- [Brief]
Copy out all lines that carry the word "this".

Collected data entries:

>>>

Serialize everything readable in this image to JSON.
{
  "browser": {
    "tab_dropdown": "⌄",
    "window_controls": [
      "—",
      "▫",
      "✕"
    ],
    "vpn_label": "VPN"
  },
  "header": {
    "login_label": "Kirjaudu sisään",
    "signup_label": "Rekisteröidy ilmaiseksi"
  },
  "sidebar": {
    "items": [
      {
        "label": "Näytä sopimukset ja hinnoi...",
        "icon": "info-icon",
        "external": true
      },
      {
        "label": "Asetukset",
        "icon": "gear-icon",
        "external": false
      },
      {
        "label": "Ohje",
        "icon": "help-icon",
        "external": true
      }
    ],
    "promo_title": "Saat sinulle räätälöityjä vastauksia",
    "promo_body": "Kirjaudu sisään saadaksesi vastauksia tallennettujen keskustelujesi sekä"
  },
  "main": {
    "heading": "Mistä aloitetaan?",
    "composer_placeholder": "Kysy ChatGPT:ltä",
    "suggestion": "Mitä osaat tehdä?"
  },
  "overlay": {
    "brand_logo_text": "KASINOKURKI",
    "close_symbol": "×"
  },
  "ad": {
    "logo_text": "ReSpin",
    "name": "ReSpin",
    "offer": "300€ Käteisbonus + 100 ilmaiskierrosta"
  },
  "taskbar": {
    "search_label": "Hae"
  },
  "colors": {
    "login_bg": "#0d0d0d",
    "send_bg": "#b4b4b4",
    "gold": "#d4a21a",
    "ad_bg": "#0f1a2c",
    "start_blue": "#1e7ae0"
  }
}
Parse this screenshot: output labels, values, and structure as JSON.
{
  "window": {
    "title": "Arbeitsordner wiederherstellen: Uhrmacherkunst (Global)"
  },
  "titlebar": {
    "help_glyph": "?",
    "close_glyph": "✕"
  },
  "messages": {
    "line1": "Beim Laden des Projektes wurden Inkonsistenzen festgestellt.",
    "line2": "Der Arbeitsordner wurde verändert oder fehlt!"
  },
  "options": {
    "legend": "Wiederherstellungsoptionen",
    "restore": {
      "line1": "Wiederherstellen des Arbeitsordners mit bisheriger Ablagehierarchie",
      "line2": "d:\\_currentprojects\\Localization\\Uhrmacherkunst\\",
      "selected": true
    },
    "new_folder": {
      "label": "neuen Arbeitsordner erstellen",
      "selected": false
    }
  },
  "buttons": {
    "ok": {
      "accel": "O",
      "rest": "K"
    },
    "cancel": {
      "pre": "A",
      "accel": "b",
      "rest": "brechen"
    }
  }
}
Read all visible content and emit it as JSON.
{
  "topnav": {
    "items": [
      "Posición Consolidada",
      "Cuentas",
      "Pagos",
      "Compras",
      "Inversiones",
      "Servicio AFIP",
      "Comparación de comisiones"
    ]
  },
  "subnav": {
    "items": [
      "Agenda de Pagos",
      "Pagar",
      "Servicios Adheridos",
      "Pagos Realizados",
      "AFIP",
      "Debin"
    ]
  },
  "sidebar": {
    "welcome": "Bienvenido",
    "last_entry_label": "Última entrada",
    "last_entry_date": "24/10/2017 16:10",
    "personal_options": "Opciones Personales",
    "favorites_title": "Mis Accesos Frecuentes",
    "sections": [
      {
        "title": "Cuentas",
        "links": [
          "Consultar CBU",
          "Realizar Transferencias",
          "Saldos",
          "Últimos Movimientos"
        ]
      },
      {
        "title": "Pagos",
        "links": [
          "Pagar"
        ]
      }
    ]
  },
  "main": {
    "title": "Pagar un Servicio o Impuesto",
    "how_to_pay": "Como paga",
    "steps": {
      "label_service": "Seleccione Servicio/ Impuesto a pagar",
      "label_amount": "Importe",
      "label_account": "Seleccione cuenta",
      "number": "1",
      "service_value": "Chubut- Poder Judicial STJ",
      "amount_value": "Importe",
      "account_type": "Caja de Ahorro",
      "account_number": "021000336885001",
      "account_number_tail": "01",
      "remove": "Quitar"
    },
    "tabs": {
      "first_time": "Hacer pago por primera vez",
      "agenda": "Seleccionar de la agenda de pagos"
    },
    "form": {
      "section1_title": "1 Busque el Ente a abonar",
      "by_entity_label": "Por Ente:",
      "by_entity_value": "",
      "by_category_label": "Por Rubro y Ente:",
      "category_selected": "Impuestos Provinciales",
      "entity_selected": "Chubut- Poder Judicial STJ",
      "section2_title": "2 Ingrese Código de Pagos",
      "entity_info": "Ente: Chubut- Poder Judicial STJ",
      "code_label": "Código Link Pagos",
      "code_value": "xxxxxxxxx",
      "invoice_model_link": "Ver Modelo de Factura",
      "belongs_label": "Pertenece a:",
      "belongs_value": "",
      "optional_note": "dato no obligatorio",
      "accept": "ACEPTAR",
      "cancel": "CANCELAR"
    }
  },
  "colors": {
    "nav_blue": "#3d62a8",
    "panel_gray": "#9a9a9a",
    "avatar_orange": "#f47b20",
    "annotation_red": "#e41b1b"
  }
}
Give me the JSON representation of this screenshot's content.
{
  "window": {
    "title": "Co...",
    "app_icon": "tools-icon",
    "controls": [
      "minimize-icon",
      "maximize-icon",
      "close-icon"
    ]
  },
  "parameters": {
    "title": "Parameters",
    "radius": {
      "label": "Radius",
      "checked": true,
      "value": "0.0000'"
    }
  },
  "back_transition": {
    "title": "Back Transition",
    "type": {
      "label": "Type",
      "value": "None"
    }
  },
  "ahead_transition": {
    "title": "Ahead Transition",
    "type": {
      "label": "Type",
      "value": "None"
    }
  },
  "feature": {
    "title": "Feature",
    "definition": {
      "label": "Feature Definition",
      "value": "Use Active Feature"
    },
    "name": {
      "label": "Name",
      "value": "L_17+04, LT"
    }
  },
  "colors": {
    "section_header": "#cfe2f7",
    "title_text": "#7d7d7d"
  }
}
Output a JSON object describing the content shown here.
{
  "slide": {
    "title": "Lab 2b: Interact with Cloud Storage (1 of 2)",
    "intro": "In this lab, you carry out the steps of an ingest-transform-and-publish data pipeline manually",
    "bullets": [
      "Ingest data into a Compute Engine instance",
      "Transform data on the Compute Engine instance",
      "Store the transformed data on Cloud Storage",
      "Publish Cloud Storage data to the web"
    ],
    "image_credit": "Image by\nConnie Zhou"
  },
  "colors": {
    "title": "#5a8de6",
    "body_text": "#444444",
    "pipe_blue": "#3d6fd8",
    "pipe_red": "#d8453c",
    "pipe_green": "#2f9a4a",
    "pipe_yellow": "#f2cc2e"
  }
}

<<<

- [Complete answer]
Serialize everything readable in this image to JSON.
Parse this screenshot: output labels, values, and structure as JSON.
Give me the JSON representation of this screenshot's content.
    "intro": "In this lab, you carry out the steps of an ingest-transform-and-publish data pipeline manually",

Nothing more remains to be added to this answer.